-- begin Records supplied --

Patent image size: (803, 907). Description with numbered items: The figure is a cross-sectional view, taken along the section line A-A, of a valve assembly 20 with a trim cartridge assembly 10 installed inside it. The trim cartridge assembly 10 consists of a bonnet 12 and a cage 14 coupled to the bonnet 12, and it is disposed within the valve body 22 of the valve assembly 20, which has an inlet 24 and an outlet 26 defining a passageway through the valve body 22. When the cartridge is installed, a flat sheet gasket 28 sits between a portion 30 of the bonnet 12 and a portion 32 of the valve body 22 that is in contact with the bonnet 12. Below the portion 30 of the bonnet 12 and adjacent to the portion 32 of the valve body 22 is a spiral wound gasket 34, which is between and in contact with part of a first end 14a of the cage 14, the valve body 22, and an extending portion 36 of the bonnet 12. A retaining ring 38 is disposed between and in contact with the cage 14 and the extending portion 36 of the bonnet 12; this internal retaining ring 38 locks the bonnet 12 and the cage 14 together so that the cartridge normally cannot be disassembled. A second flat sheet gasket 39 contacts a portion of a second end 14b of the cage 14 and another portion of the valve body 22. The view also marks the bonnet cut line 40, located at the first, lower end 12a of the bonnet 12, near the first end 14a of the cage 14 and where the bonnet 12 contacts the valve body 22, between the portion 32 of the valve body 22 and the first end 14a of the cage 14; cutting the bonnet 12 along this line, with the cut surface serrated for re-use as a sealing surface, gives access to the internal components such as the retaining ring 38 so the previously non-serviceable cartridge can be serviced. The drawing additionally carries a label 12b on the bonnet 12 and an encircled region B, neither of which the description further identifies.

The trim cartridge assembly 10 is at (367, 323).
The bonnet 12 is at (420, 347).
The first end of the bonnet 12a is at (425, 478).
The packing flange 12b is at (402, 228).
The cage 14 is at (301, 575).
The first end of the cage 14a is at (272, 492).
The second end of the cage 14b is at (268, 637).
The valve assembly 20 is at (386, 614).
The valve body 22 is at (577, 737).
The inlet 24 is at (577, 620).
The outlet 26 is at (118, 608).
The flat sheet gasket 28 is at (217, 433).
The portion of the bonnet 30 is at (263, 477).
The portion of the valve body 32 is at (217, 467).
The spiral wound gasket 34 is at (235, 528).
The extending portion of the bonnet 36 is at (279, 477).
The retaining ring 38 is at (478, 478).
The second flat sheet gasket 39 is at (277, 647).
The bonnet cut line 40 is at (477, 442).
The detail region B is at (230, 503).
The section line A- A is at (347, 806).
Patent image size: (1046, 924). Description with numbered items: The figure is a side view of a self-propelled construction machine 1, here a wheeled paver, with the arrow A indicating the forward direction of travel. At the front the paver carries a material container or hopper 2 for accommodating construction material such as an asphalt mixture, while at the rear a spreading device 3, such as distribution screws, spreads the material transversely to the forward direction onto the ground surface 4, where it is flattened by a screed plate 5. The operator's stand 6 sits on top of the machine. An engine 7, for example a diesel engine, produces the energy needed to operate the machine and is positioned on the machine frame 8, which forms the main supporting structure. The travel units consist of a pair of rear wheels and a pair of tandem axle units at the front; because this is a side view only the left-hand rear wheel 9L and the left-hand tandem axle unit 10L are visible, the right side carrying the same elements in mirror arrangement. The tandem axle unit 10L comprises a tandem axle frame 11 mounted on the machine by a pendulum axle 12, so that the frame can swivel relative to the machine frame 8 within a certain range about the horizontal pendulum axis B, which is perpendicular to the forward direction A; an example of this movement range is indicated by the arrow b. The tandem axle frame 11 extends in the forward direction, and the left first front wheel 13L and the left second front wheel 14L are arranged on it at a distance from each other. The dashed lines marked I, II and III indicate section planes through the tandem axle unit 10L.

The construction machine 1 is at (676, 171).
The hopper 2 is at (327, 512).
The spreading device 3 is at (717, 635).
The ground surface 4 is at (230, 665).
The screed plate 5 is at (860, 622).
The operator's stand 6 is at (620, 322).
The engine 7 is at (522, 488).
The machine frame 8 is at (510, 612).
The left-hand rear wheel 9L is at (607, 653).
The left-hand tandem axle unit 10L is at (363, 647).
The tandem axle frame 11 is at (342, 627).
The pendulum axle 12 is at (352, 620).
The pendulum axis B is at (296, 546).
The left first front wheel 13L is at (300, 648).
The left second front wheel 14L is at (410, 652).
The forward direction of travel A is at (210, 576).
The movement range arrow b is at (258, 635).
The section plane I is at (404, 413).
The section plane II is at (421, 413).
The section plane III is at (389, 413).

-- end Records supplied --

**The problem**
Rewrite the lines beginning with the one containing "Patent image size: (1046, 924)." and continuing through the one containing "The hopper 2 is at (327, 512).", changing "side view" to "lateral view" and keeping everything else as it is.

**Result of the exercise**
Patent image size: (1046, 924). Description with numbered items: The figure is a lateral view of a self-propelled construction machine 1, here a wheeled paver, with the arrow A indicating the forward direction of travel. At the front the paver carries a material container or hopper 2 for accommodating construction material such as an asphalt mixture, while at the rear a spreading device 3, such as distribution screws, spreads the material transversely to the forward direction onto the ground surface 4, where it is flattened by a screed plate 5. The operator's stand 6 sits on top of the machine. An engine 7, for example a diesel engine, produces the energy needed to operate the machine and is positioned on the machine frame 8, which forms the main supporting structure. The travel units consist of a pair of rear wheels and a pair of tandem axle units at the front; because this is a lateral view only the left-hand rear wheel 9L and the left-hand tandem axle unit 10L are visible, the right side carrying the same elements in mirror arrangement. The tandem axle unit 10L comprises a tandem axle frame 11 mounted on the machine by a pendulum axle 12, so that the frame can swivel relative to the machine frame 8 within a certain range about the horizontal pendulum axis B, which is perpendicular to the forward direction A; an example of this movement range is indicated by the arrow b. The tandem axle frame 11 extends in the forward direction, and the left first front wheel 13L and the left second front wheel 14L are arranged on it at a distance from each other. The dashed lines marked I, II and III indicate section planes through the tandem axle unit 10L.

The construction machine 1 is at (676, 171).
The hopper 2 is at (327, 512).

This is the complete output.